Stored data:

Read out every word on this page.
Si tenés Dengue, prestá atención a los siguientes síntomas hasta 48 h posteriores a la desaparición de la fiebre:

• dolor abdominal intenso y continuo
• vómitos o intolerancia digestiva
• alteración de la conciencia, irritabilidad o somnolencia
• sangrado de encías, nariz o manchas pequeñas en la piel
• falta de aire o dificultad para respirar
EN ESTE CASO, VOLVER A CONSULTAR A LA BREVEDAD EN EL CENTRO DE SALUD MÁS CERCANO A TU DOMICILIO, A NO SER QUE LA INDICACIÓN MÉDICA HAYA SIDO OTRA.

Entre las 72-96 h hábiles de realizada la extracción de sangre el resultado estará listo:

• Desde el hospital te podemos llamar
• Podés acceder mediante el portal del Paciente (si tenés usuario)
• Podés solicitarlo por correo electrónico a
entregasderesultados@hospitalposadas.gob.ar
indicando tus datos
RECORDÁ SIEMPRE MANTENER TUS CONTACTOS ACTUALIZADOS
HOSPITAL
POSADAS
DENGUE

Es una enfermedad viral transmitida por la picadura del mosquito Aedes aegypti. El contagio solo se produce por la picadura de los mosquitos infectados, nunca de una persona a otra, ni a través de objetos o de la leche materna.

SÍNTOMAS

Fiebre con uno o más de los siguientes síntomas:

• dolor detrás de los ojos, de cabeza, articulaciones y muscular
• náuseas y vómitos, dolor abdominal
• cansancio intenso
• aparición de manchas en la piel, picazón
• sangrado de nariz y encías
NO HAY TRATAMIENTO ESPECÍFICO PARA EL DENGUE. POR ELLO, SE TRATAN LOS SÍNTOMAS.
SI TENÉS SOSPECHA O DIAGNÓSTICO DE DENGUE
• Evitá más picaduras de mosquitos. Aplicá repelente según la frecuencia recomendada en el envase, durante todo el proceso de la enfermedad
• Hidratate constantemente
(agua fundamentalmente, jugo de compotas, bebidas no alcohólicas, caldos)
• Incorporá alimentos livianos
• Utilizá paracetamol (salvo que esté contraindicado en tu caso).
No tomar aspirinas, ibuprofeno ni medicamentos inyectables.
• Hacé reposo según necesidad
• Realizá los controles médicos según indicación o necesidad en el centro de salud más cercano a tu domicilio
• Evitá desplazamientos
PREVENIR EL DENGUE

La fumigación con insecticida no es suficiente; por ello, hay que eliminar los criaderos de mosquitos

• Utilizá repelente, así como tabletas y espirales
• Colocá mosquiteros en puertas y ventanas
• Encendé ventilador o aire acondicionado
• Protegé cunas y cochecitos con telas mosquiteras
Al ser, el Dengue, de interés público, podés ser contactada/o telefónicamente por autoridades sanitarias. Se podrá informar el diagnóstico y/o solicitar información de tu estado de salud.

Work instructions » Output the number of lines above holding the word "repelente", and nothing besides it.

Solution to this exercise » 2